Stored data ::
· · · · ·
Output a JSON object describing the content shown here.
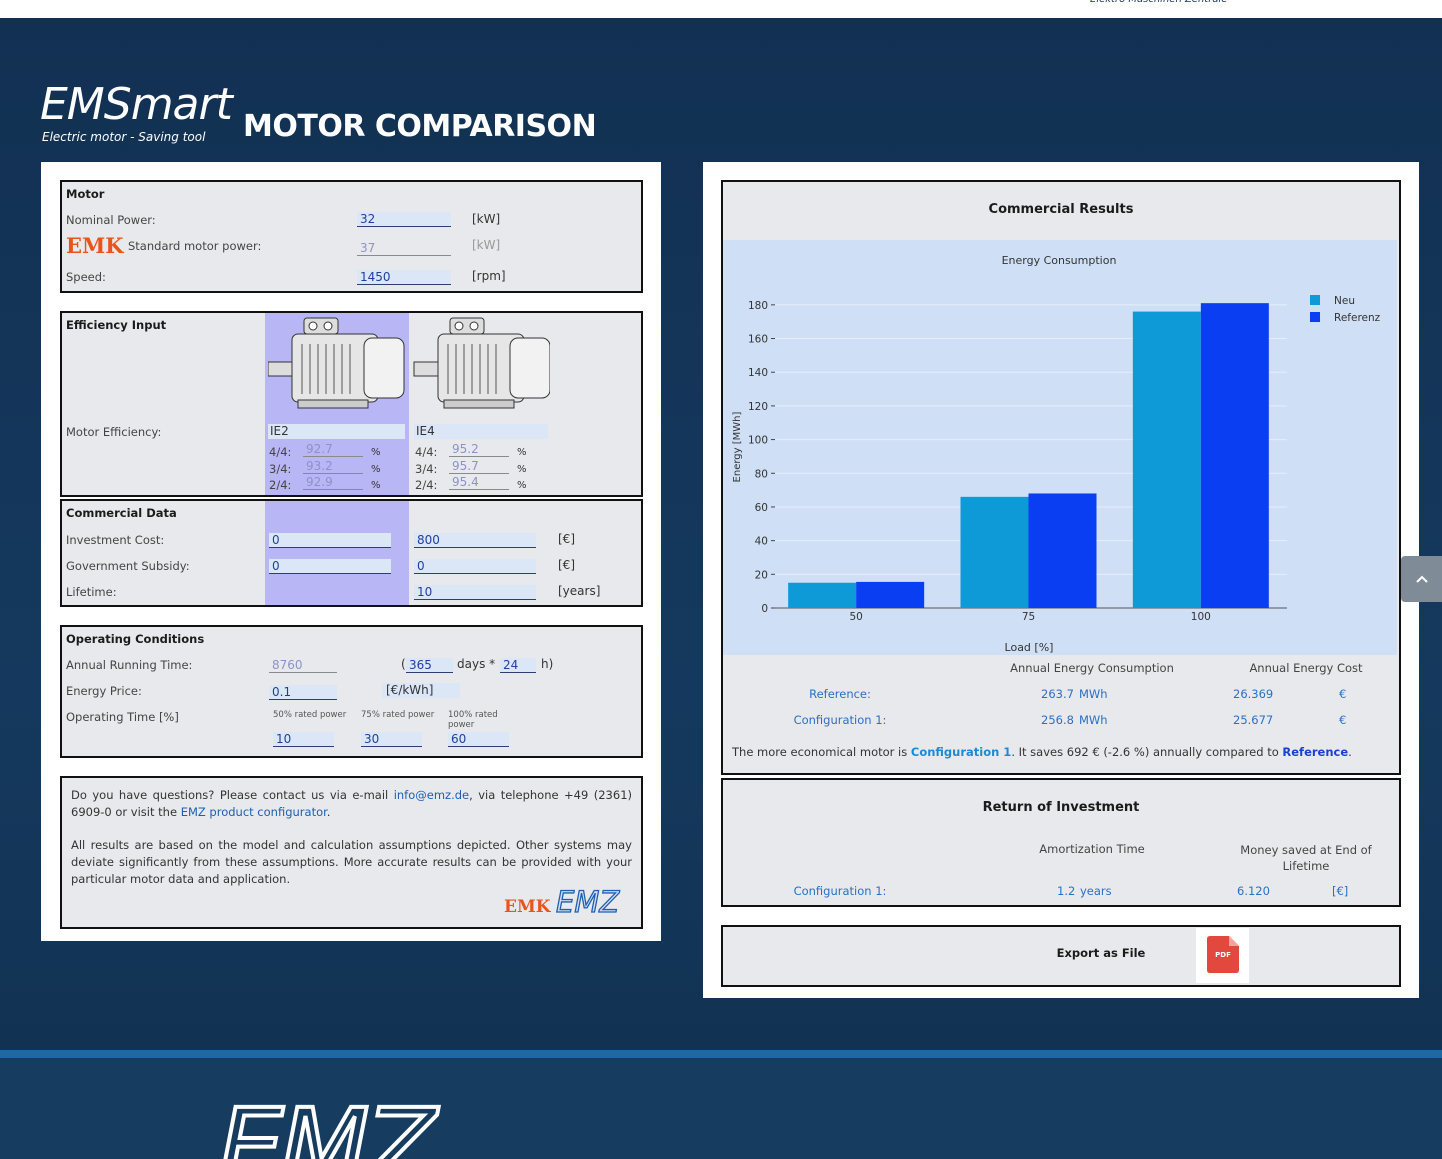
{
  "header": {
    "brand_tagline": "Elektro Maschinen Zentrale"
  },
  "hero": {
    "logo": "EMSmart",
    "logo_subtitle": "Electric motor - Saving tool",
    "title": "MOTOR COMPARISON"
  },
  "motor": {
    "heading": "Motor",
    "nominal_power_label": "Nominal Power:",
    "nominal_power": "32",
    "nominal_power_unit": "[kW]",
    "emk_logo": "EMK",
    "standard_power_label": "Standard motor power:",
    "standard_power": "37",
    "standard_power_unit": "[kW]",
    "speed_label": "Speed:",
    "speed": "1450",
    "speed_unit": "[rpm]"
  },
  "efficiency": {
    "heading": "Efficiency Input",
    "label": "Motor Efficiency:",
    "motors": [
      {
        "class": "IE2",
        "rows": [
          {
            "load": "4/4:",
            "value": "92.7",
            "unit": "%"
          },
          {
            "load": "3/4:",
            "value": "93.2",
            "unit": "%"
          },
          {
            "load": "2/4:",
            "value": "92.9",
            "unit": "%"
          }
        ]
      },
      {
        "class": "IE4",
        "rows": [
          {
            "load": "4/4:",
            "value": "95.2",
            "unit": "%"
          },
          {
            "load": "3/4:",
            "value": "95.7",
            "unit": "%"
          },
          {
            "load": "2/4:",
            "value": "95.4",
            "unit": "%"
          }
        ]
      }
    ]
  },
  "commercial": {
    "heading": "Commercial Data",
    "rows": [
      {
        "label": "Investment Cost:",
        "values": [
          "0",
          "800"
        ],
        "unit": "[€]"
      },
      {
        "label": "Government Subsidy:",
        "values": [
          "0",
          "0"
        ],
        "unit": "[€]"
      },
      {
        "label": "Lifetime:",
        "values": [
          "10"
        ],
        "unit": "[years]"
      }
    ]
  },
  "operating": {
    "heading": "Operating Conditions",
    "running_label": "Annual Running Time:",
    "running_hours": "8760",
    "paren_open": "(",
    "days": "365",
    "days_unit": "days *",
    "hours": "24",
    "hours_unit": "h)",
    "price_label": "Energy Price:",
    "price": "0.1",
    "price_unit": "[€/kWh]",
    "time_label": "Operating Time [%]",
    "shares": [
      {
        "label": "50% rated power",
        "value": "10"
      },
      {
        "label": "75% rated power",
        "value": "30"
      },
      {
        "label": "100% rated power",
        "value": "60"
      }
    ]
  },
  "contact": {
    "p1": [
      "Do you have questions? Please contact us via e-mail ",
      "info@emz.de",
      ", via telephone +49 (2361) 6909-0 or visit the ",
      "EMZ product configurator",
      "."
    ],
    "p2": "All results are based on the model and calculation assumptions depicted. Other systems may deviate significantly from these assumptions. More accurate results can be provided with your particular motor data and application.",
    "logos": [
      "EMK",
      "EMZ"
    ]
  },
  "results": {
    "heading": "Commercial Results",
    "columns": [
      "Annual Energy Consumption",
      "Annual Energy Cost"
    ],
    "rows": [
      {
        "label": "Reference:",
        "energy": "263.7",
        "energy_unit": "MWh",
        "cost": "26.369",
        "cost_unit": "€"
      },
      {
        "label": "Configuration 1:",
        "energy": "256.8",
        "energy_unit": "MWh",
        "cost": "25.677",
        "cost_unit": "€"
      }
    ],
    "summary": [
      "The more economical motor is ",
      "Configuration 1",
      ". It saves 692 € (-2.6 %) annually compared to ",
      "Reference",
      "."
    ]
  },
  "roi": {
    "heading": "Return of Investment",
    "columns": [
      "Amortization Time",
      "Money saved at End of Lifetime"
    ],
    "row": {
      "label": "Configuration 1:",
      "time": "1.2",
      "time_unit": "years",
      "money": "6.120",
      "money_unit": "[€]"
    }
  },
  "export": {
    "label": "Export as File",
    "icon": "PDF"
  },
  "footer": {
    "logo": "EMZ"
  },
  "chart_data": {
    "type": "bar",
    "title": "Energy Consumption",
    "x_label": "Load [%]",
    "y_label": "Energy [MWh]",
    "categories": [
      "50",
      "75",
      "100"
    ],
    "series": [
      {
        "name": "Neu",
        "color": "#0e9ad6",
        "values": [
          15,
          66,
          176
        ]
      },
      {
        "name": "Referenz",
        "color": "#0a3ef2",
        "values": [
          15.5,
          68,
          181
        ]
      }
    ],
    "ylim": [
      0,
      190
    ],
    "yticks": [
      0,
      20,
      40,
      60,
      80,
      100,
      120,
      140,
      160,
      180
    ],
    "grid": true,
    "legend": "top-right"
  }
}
· · · · ·
Transcribe every entry word for word, but omit the pictures.

COMPLETE RESPONSE ::
Output a JSON object describing the content shown here.
{
  "header": {
    "brand_tagline": "Elektro Maschinen Zentrale"
  },
  "hero": {
    "logo": "EMSmart",
    "logo_subtitle": "Electric motor - Saving tool",
    "title": "MOTOR COMPARISON"
  },
  "motor": {
    "heading": "Motor",
    "nominal_power_label": "Nominal Power:",
    "nominal_power": "32",
    "nominal_power_unit": "[kW]",
    "emk_logo": "EMK",
    "standard_power_label": "Standard motor power:",
    "standard_power": "37",
    "standard_power_unit": "[kW]",
    "speed_label": "Speed:",
    "speed": "1450",
    "speed_unit": "[rpm]"
  },
  "efficiency": {
    "heading": "Efficiency Input",
    "label": "Motor Efficiency:",
    "motors": [
      {
        "class": "IE2",
        "rows": [
          {
            "load": "4/4:",
            "value": "92.7",
            "unit": "%"
          },
          {
            "load": "3/4:",
            "value": "93.2",
            "unit": "%"
          },
          {
            "load": "2/4:",
            "value": "92.9",
            "unit": "%"
          }
        ]
      },
      {
        "class": "IE4",
        "rows": [
          {
            "load": "4/4:",
            "value": "95.2",
            "unit": "%"
          },
          {
            "load": "3/4:",
            "value": "95.7",
            "unit": "%"
          },
          {
            "load": "2/4:",
            "value": "95.4",
            "unit": "%"
          }
        ]
      }
    ]
  },
  "commercial": {
    "heading": "Commercial Data",
    "rows": [
      {
        "label": "Investment Cost:",
        "values": [
          "0",
          "800"
        ],
        "unit": "[€]"
      },
      {
        "label": "Government Subsidy:",
        "values": [
          "0",
          "0"
        ],
        "unit": "[€]"
      },
      {
        "label": "Lifetime:",
        "values": [
          "10"
        ],
        "unit": "[years]"
      }
    ]
  },
  "operating": {
    "heading": "Operating Conditions",
    "running_label": "Annual Running Time:",
    "running_hours": "8760",
    "paren_open": "(",
    "days": "365",
    "days_unit": "days *",
    "hours": "24",
    "hours_unit": "h)",
    "price_label": "Energy Price:",
    "price": "0.1",
    "price_unit": "[€/kWh]",
    "time_label": "Operating Time [%]",
    "shares": [
      {
        "label": "50% rated power",
        "value": "10"
      },
      {
        "label": "75% rated power",
        "value": "30"
      },
      {
        "label": "100% rated power",
        "value": "60"
      }
    ]
  },
  "contact": {
    "p1": [
      "Do you have questions? Please contact us via e-mail ",
      "info@emz.de",
      ", via telephone +49 (2361) 6909-0 or visit the ",
      "EMZ product configurator",
      "."
    ],
    "p2": "All results are based on the model and calculation assumptions depicted. Other systems may deviate significantly from these assumptions. More accurate results can be provided with your particular motor data and application.",
    "logos": [
      "EMK",
      "EMZ"
    ]
  },
  "results": {
    "heading": "Commercial Results",
    "columns": [
      "Annual Energy Consumption",
      "Annual Energy Cost"
    ],
    "rows": [
      {
        "label": "Reference:",
        "energy": "263.7",
        "energy_unit": "MWh",
        "cost": "26.369",
        "cost_unit": "€"
      },
      {
        "label": "Configuration 1:",
        "energy": "256.8",
        "energy_unit": "MWh",
        "cost": "25.677",
        "cost_unit": "€"
      }
    ],
    "summary": [
      "The more economical motor is ",
      "Configuration 1",
      ". It saves 692 € (-2.6 %) annually compared to ",
      "Reference",
      "."
    ]
  },
  "roi": {
    "heading": "Return of Investment",
    "columns": [
      "Amortization Time",
      "Money saved at End of Lifetime"
    ],
    "row": {
      "label": "Configuration 1:",
      "time": "1.2",
      "time_unit": "years",
      "money": "6.120",
      "money_unit": "[€]"
    }
  },
  "export": {
    "label": "Export as File",
    "icon": "PDF"
  },
  "footer": {
    "logo": "EMZ"
  },
  "chart_data": {
    "type": "bar",
    "title": "Energy Consumption",
    "x_label": "Load [%]",
    "y_label": "Energy [MWh]",
    "categories": [
      "50",
      "75",
      "100"
    ],
    "series": [
      {
        "name": "Neu",
        "color": "#0e9ad6",
        "values": [
          15,
          66,
          176
        ]
      },
      {
        "name": "Referenz",
        "color": "#0a3ef2",
        "values": [
          15.5,
          68,
          181
        ]
      }
    ],
    "ylim": [
      0,
      190
    ],
    "yticks": [
      0,
      20,
      40,
      60,
      80,
      100,
      120,
      140,
      160,
      180
    ],
    "grid": true,
    "legend": "top-right"
  }
}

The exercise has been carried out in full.